----- LISTED ENTRIES -----
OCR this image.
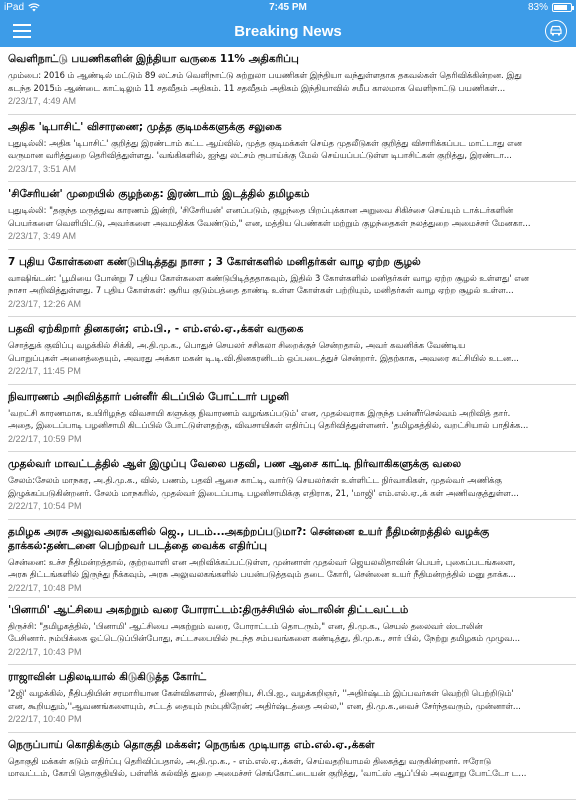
iPad	7:45 PM	83%
Breaking News
வெளிநாட்டு பயணிகளின் இந்தியா வருகை 11% அதிகரிப்பு
மும்பை: 2016 ம் ஆண்டில் மட்டும் 89 லட்சம் வெளிநாட்டு சுற்றுலா பயணிகள் இந்தியா வந்துள்ளதாக தகவல்கள் தெரிவிக்கின்றன. இது
கடந்த 2015ம் ஆண்டை காட்டிலும் 11 சதவீதம் அதிகம். 11 சதவீதம் அதிகம் இந்தியாவில் சமீப காலமாக வெளிநாட்டு பயணிகள்...
2/23/17, 4:49 AM
அதிக 'டிபாசிட்' விசாரணை; முத்த குடிமக்களுக்கு சலுகை
புதுடில்லி: அதிக 'டிபாசிட்' குறித்து இரண்டாம் கட்ட ஆய்வில், முத்த குடிமக்கள் செய்த முதலீடுகள் குறித்து விசாரிக்கப்பட மாட்டாது என
வருமான வரித்துறை தெரிவித்துள்ளது. 'வங்கிகளில், ஐந்து லட்சம் ரூபாய்க்கு மேல் செய்யப்பட்டுள்ள டிபாசிட்கள் குறித்து, இரண்டா...
2/23/17, 3:51 AM
'சிசேரியன்' முறையில் குழந்தை: இரண்டாம் இடத்தில் தமிழகம்
புதுடில்லி: "தகுந்த மருத்துவ காரணம் இன்றி, 'சிசேரியன்' எனப்படும், குழந்தை பிறப்புக்கான அறுவை சிகிச்சை செய்யும் டாக்டர்களின்
பெயர்களை வெளியிட்டு, அவர்களை அவமதிக்க வேண்டும்," என, மத்திய பெண்கள் மற்றும் குழந்தைகள் நலத்துறை அமைச்சர் மேனகா...
2/23/17, 3:49 AM
7 புதிய கோள்களை கண்டுபிடித்தது நாசா ; 3 கோள்களில் மனிதர்கள் வாழ ஏற்ற சூழல்
வாஷிங்டன்: 'பூமியை போன்று 7 புதிய கோள்களை கண்டுபிடித்ததாகவும், இதில் 3 கோள்களில் மனிதர்கள் வாழ ஏற்ற சூழல் உள்ளது' என
நாசா அறிவித்துள்ளது. 7 புதிய கோள்கள்: சூரிய குடும்பத்தை தாண்டி உள்ள கோள்கள் பற்றியும், மனிதர்கள் வாழ ஏற்ற சூழல் உள்ள...
2/23/17, 12:26 AM
பதவி ஏற்கிறார் தினகரன்; எம்.பி., - எம்.எல்.ஏ.,க்கள் வருகை
சொத்துக் குவிப்பு வழக்கில் சிக்கி, அ.தி.மு.க., பொதுச் செயலர் சசிகலா சிறைக்குச் சென்றதால், அவர் கவனிக்க வேண்டிய
பொறுப்புகள் அனைத்தையும், அவரது அக்கா மகன் டி.டி.வி.தினகரனிடம் ஒப்படைத்துச் சென்றார். இதற்காக, அவரை கட்சியில் உடன...
2/22/17, 11:45 PM
நிவாரணம் அறிவித்தார் பன்னீர் கிடப்பில் போட்டார் பழனி
'வறட்சி காரணமாக, உயிரிழந்த விவசாயி களுக்கு நிவாரணம் வழங்கப்படும்' என, முதல்வராக இருந்த பன்னீர்செல்வம் அறிவித் தார்.
அதை, இடைப்பாடி பழனிசாமி கிடப்பில் போட்டுள்ளதற்கு, விவசாயிகள் எதிர்ப்பு தெரிவித்துள்ளனர். 'தமிழகத்தில், வறட்சியால் பாதிக்க...
2/22/17, 10:59 PM
முதல்வர் மாவட்டத்தில் ஆள் இழுப்பு வேலை பதவி, பண ஆசை காட்டி நிர்வாகிகளுக்கு வலை
சேலம்:சேலம் மாநகர, அ.தி.மு.க., வில், பணம், பதவி ஆசை காட்டி, வார்டு செயலர்கள் உள்ளிட்ட நிர்வாகிகள், முதல்வர் அணிக்கு
இழுக்கப்படுகின்றனர். சேலம் மாநகரில், முதல்வர் இடைப்பாடி பழனிசாமிக்கு எதிராக, 21, 'மாஜி' எம்.எல்.ஏ.,க் கள் அணிவகுத்துள்ள...
2/22/17, 10:54 PM
தமிழக அரசு அலுவலகங்களில் ஜெ., படம்...அகற்றப்படுமா?: சென்னை உயர் நீதிமன்றத்தில் வழக்கு
தாக்கல்:தண்டனை பெற்றவர் படத்தை வைக்க எதிர்ப்பு
சென்னை: உச்ச நீதிமன்றத்தால், குற்றவாளி என அறிவிக்கப்பட்டுள்ள, முன்னாள் முதல்வர் ஜெயலலிதாவின் பெயர், புகைப்படங்களை,
அரசு திட்டங்களில் இருந்து நீக்கவும், அரசு அலுவலகங்களில் பயன்படுத்தவும் தடை கோரி, சென்னை உயர் நீதிமன்றத்தில் மனு தாக்க...
2/22/17, 10:48 PM
'பினாமி' ஆட்சியை அகற்றும் வரை போராட்டம்:திருச்சியில் ஸ்டாலின் திட்டவட்டம்
திருச்சி: "தமிழகத்தில், 'பினாமி' ஆட்சியை அகற்றும் வரை, போராட்டம் தொடரும்," என, தி.மு.க., செயல் தலைவர் ஸ்டாலின்
பேசினார். நம்பிக்கை ஓட்டெடுப்பின்போது, சட்டசபையில் நடந்த சம்பவங்களை கண்டித்து, தி.மு.க., சார் பில், நேற்று தமிழகம் முழுவ...
2/22/17, 10:43 PM
ராஜாவின் பதிலடியால் கிடுகிடுத்த கோர்ட்
'2ஜி' வழக்கில், நீதிபதியின் சரமாரியான கேள்விகளால், திணறிய, சி.பி.ஐ., வழக்கறிஞர், ''அதிர்ஷ்டம் இப்பவர்கள் வெற்றி பெற்றிடும்'
என, கூறியதும்,''ஆவணங்களையும், சட்டத் தையும் நம்புகிறேன்; அதிர்ஷ்டத்தை அல்ல,'' என, தி.மு.க.,வைச் சேர்ந்தவரும், முன்னாள்...
2/22/17, 10:40 PM
நெருப்பாய் கொதிக்கும் தொகுதி மக்கள்; நெருங்க முடியாத எம்.எல்.ஏ.,க்கள்
தொகுதி மக்கள் கடும் எதிர்ப்பு தெரிவிப்பதால், அ.தி.மு.க., - எம்.எல்.ஏ.,க்கள், செய்வதறியாமல் திகைத்து வருகின்றனர். ஈரோடு
மாவட்டம், கோபி தொகுதியில், பள்ளிக் கல்வித் துறை அமைச்சர் செங்கோட்டையன் குறித்து, 'வாட்ஸ் ஆப்'பில் அவதுாறு போட்டோ ட...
-----
## WORK INSTRUCTIONS
Find the lines above holding the word "வலகங" and show them.

## EXPECTED ANSWER
தமிழக அரசு அலுவலகங்களில் ஜெ., படம்...அகற்றப்படுமா?: சென்னை உயர் நீதிமன்றத்தில் வழக்கு
அரசு திட்டங்களில் இருந்து நீக்கவும், அரசு அலுவலகங்களில் பயன்படுத்தவும் தடை கோரி, சென்னை உயர் நீதிமன்றத்தில் மனு தாக்க...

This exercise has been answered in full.